◆ Entries taken from a collection
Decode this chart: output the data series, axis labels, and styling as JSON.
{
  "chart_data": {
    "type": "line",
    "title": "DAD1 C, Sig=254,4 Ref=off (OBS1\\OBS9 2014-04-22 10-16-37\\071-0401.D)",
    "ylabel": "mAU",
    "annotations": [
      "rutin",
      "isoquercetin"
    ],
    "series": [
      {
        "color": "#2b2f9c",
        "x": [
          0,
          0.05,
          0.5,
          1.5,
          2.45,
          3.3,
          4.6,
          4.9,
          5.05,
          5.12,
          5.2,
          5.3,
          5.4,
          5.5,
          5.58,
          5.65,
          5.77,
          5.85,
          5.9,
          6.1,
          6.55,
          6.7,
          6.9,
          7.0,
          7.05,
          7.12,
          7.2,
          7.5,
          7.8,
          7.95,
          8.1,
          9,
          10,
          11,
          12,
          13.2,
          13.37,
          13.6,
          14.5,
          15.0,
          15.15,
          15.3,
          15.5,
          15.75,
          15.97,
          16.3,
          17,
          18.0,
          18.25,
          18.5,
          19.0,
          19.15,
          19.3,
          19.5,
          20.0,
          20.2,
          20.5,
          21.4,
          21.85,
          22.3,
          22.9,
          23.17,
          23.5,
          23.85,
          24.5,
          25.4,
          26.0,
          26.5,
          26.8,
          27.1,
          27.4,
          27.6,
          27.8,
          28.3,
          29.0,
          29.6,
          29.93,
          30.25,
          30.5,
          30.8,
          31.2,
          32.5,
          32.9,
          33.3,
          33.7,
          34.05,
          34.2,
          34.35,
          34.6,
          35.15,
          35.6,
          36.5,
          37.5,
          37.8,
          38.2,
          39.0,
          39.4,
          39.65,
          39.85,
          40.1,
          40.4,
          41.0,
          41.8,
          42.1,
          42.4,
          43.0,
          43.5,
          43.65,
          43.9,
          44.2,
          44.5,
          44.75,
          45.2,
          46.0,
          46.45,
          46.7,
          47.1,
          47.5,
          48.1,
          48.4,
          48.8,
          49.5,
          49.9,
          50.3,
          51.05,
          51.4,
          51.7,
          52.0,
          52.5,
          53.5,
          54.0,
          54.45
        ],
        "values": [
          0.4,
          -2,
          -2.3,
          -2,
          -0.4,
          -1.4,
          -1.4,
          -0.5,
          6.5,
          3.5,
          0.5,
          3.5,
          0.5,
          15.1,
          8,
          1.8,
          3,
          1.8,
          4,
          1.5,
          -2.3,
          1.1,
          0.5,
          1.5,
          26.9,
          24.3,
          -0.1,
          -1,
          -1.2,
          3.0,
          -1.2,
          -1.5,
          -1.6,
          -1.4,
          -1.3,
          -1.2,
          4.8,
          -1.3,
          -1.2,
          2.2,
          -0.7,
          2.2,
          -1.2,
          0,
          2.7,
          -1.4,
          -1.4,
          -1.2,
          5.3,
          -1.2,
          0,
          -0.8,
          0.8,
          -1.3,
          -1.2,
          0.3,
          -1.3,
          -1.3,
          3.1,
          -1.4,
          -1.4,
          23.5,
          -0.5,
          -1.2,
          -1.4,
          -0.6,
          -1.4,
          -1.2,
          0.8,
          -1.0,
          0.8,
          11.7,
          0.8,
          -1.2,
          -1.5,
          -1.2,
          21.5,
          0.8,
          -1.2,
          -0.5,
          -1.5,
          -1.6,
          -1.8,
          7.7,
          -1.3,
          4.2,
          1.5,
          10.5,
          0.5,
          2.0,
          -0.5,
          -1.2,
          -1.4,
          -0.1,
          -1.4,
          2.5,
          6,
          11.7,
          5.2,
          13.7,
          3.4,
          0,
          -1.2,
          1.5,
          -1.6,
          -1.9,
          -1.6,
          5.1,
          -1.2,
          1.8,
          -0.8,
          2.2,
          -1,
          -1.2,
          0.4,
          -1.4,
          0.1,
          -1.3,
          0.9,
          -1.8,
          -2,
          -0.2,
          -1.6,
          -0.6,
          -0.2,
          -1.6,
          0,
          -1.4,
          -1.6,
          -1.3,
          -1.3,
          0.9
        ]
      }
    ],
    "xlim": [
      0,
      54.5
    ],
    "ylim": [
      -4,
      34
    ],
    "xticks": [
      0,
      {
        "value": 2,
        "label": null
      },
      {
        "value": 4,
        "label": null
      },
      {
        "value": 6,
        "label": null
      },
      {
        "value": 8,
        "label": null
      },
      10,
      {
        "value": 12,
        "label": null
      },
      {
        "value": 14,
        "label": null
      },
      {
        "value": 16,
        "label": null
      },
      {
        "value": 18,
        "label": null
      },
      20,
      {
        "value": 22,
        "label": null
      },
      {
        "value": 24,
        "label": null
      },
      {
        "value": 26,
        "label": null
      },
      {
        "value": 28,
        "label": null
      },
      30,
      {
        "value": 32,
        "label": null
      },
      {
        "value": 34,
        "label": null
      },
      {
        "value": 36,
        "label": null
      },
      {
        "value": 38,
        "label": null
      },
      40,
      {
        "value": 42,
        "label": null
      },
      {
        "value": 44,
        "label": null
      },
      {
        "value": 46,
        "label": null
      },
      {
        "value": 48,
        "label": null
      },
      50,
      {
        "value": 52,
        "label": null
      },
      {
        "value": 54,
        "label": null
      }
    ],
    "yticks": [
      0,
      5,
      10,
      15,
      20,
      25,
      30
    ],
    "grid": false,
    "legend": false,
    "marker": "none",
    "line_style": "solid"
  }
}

◆ Written instruction
Quote the entire listing above exactly.

◆ Answer to this exercise
Decode this chart: output the data series, axis labels, and styling as JSON.
{
  "chart_data": {
    "type": "line",
    "title": "DAD1 C, Sig=254,4 Ref=off (OBS1\\OBS9 2014-04-22 10-16-37\\071-0401.D)",
    "ylabel": "mAU",
    "annotations": [
      "rutin",
      "isoquercetin"
    ],
    "series": [
      {
        "color": "#2b2f9c",
        "x": [
          0,
          0.05,
          0.5,
          1.5,
          2.45,
          3.3,
          4.6,
          4.9,
          5.05,
          5.12,
          5.2,
          5.3,
          5.4,
          5.5,
          5.58,
          5.65,
          5.77,
          5.85,
          5.9,
          6.1,
          6.55,
          6.7,
          6.9,
          7.0,
          7.05,
          7.12,
          7.2,
          7.5,
          7.8,
          7.95,
          8.1,
          9,
          10,
          11,
          12,
          13.2,
          13.37,
          13.6,
          14.5,
          15.0,
          15.15,
          15.3,
          15.5,
          15.75,
          15.97,
          16.3,
          17,
          18.0,
          18.25,
          18.5,
          19.0,
          19.15,
          19.3,
          19.5,
          20.0,
          20.2,
          20.5,
          21.4,
          21.85,
          22.3,
          22.9,
          23.17,
          23.5,
          23.85,
          24.5,
          25.4,
          26.0,
          26.5,
          26.8,
          27.1,
          27.4,
          27.6,
          27.8,
          28.3,
          29.0,
          29.6,
          29.93,
          30.25,
          30.5,
          30.8,
          31.2,
          32.5,
          32.9,
          33.3,
          33.7,
          34.05,
          34.2,
          34.35,
          34.6,
          35.15,
          35.6,
          36.5,
          37.5,
          37.8,
          38.2,
          39.0,
          39.4,
          39.65,
          39.85,
          40.1,
          40.4,
          41.0,
          41.8,
          42.1,
          42.4,
          43.0,
          43.5,
          43.65,
          43.9,
          44.2,
          44.5,
          44.75,
          45.2,
          46.0,
          46.45,
          46.7,
          47.1,
          47.5,
          48.1,
          48.4,
          48.8,
          49.5,
          49.9,
          50.3,
          51.05,
          51.4,
          51.7,
          52.0,
          52.5,
          53.5,
          54.0,
          54.45
        ],
        "values": [
          0.4,
          -2,
          -2.3,
          -2,
          -0.4,
          -1.4,
          -1.4,
          -0.5,
          6.5,
          3.5,
          0.5,
          3.5,
          0.5,
          15.1,
          8,
          1.8,
          3,
          1.8,
          4,
          1.5,
          -2.3,
          1.1,
          0.5,
          1.5,
          26.9,
          24.3,
          -0.1,
          -1,
          -1.2,
          3.0,
          -1.2,
          -1.5,
          -1.6,
          -1.4,
          -1.3,
          -1.2,
          4.8,
          -1.3,
          -1.2,
          2.2,
          -0.7,
          2.2,
          -1.2,
          0,
          2.7,
          -1.4,
          -1.4,
          -1.2,
          5.3,
          -1.2,
          0,
          -0.8,
          0.8,
          -1.3,
          -1.2,
          0.3,
          -1.3,
          -1.3,
          3.1,
          -1.4,
          -1.4,
          23.5,
          -0.5,
          -1.2,
          -1.4,
          -0.6,
          -1.4,
          -1.2,
          0.8,
          -1.0,
          0.8,
          11.7,
          0.8,
          -1.2,
          -1.5,
          -1.2,
          21.5,
          0.8,
          -1.2,
          -0.5,
          -1.5,
          -1.6,
          -1.8,
          7.7,
          -1.3,
          4.2,
          1.5,
          10.5,
          0.5,
          2.0,
          -0.5,
          -1.2,
          -1.4,
          -0.1,
          -1.4,
          2.5,
          6,
          11.7,
          5.2,
          13.7,
          3.4,
          0,
          -1.2,
          1.5,
          -1.6,
          -1.9,
          -1.6,
          5.1,
          -1.2,
          1.8,
          -0.8,
          2.2,
          -1,
          -1.2,
          0.4,
          -1.4,
          0.1,
          -1.3,
          0.9,
          -1.8,
          -2,
          -0.2,
          -1.6,
          -0.6,
          -0.2,
          -1.6,
          0,
          -1.4,
          -1.6,
          -1.3,
          -1.3,
          0.9
        ]
      }
    ],
    "xlim": [
      0,
      54.5
    ],
    "ylim": [
      -4,
      34
    ],
    "xticks": [
      0,
      {
        "value": 2,
        "label": null
      },
      {
        "value": 4,
        "label": null
      },
      {
        "value": 6,
        "label": null
      },
      {
        "value": 8,
        "label": null
      },
      10,
      {
        "value": 12,
        "label": null
      },
      {
        "value": 14,
        "label": null
      },
      {
        "value": 16,
        "label": null
      },
      {
        "value": 18,
        "label": null
      },
      20,
      {
        "value": 22,
        "label": null
      },
      {
        "value": 24,
        "label": null
      },
      {
        "value": 26,
        "label": null
      },
      {
        "value": 28,
        "label": null
      },
      30,
      {
        "value": 32,
        "label": null
      },
      {
        "value": 34,
        "label": null
      },
      {
        "value": 36,
        "label": null
      },
      {
        "value": 38,
        "label": null
      },
      40,
      {
        "value": 42,
        "label": null
      },
      {
        "value": 44,
        "label": null
      },
      {
        "value": 46,
        "label": null
      },
      {
        "value": 48,
        "label": null
      },
      50,
      {
        "value": 52,
        "label": null
      },
      {
        "value": 54,
        "label": null
      }
    ],
    "yticks": [
      0,
      5,
      10,
      15,
      20,
      25,
      30
    ],
    "grid": false,
    "legend": false,
    "marker": "none",
    "line_style": "solid"
  }
}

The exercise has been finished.